SUPPLIED ENTRIES:
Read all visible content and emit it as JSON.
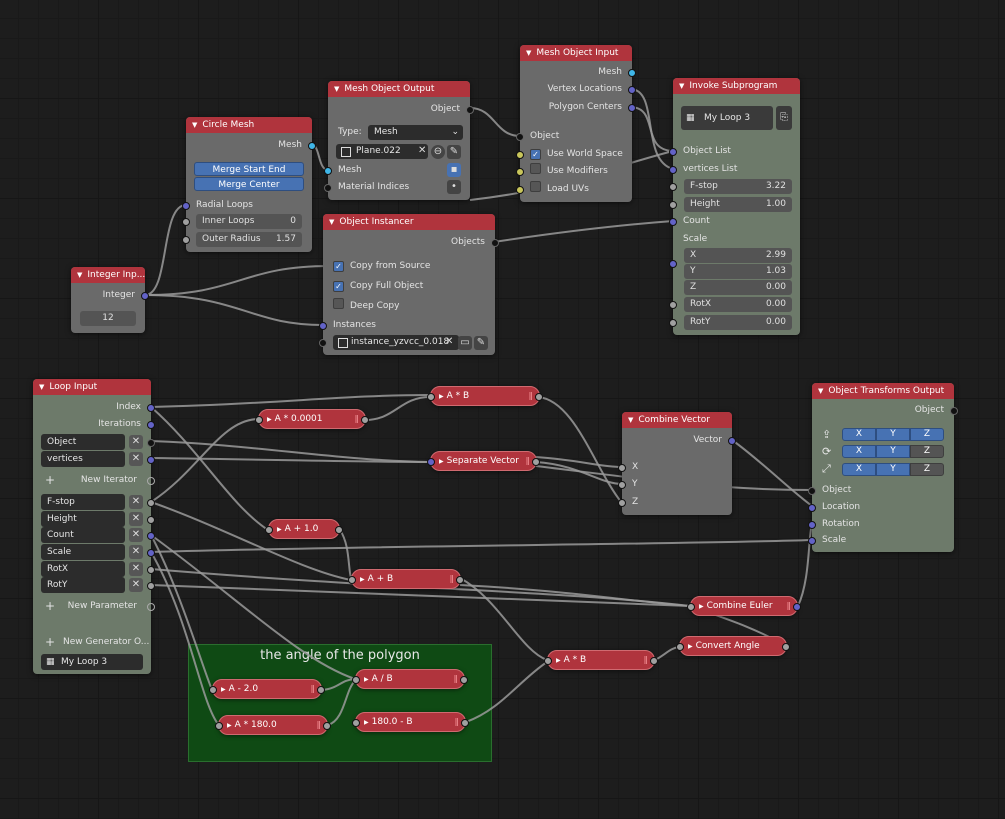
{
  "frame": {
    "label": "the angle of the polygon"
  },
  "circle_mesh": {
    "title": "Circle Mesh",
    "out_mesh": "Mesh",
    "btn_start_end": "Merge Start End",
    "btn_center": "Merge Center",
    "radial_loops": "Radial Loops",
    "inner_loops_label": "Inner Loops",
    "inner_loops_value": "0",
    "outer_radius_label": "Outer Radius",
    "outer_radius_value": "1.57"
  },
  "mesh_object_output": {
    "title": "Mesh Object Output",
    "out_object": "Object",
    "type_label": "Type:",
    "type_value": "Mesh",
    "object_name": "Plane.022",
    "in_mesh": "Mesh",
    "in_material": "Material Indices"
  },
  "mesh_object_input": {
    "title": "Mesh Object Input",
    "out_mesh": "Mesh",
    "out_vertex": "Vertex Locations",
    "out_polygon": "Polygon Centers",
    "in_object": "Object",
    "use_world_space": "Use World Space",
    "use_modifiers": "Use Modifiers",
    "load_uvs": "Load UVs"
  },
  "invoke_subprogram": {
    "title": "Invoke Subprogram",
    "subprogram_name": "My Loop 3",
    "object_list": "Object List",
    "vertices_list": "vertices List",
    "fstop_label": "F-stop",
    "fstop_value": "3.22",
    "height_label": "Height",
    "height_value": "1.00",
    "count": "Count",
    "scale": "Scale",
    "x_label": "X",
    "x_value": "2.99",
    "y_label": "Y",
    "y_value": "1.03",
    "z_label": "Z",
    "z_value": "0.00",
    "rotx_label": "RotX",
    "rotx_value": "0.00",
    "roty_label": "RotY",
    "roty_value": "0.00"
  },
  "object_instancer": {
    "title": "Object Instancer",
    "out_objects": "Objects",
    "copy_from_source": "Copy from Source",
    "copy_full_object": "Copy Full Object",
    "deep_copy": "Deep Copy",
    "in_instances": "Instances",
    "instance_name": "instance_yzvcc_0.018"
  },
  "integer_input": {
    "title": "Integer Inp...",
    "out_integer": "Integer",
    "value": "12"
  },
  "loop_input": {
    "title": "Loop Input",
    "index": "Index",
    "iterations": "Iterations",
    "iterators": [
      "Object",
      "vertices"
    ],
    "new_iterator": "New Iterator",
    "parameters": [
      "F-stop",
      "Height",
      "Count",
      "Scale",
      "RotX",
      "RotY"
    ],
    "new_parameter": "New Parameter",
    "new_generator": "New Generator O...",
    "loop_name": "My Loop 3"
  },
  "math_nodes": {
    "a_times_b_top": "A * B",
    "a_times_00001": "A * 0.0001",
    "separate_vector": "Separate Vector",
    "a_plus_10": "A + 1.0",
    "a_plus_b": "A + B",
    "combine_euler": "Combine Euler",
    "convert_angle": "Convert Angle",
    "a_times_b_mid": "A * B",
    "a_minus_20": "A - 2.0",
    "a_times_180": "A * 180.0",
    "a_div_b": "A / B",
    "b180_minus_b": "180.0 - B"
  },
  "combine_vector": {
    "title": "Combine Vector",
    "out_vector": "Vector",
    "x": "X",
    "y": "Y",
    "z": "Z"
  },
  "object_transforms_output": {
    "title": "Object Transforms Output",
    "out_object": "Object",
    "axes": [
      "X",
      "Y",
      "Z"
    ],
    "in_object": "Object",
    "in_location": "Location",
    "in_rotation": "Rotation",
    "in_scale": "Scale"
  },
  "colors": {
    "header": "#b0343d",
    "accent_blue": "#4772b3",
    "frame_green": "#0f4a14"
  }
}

---

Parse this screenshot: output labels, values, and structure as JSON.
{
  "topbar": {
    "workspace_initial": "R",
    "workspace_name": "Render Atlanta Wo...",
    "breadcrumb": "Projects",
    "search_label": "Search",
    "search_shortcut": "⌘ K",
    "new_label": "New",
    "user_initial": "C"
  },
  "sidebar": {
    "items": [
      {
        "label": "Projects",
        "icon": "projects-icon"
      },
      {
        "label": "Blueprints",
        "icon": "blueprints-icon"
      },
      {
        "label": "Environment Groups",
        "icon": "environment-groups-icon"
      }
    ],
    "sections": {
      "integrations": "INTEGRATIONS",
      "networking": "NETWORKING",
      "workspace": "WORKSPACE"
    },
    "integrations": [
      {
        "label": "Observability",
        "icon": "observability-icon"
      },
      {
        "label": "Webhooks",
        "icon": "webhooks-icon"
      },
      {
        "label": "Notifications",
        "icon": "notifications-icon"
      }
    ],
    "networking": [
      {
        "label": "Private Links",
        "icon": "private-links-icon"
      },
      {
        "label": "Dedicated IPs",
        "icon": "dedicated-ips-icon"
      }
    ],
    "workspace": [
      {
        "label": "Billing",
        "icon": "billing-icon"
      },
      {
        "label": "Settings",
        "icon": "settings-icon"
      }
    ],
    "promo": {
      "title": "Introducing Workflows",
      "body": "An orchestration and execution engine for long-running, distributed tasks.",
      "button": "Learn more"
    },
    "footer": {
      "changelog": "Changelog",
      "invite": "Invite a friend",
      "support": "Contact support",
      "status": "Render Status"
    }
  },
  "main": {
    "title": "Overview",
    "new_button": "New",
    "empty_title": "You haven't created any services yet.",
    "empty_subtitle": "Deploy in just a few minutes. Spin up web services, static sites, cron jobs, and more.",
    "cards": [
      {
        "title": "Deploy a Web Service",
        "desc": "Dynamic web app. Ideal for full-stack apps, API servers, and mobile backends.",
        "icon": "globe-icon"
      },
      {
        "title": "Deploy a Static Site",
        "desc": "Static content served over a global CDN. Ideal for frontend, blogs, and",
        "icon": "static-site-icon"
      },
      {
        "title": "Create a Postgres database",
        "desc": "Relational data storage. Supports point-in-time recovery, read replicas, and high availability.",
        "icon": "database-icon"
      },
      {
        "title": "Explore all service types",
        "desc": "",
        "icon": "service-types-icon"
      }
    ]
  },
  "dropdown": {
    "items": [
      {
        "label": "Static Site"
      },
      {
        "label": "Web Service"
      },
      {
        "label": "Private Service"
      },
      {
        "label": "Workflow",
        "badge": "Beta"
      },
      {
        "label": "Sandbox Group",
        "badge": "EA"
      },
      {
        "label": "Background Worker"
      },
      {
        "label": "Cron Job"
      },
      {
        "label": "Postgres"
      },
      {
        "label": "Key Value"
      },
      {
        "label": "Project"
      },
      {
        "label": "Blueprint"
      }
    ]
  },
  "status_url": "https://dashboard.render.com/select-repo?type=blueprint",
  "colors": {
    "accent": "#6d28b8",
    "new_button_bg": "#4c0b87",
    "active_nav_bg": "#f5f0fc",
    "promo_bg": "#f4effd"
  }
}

TASK OBJECTIVE: From the listing, copy every line where the string "content" appears.

EXERCISE SOLUTION:
Read all visible content and emit it as JSON.
        "desc": "Static content served over a global CDN. Ideal for frontend, blogs, and",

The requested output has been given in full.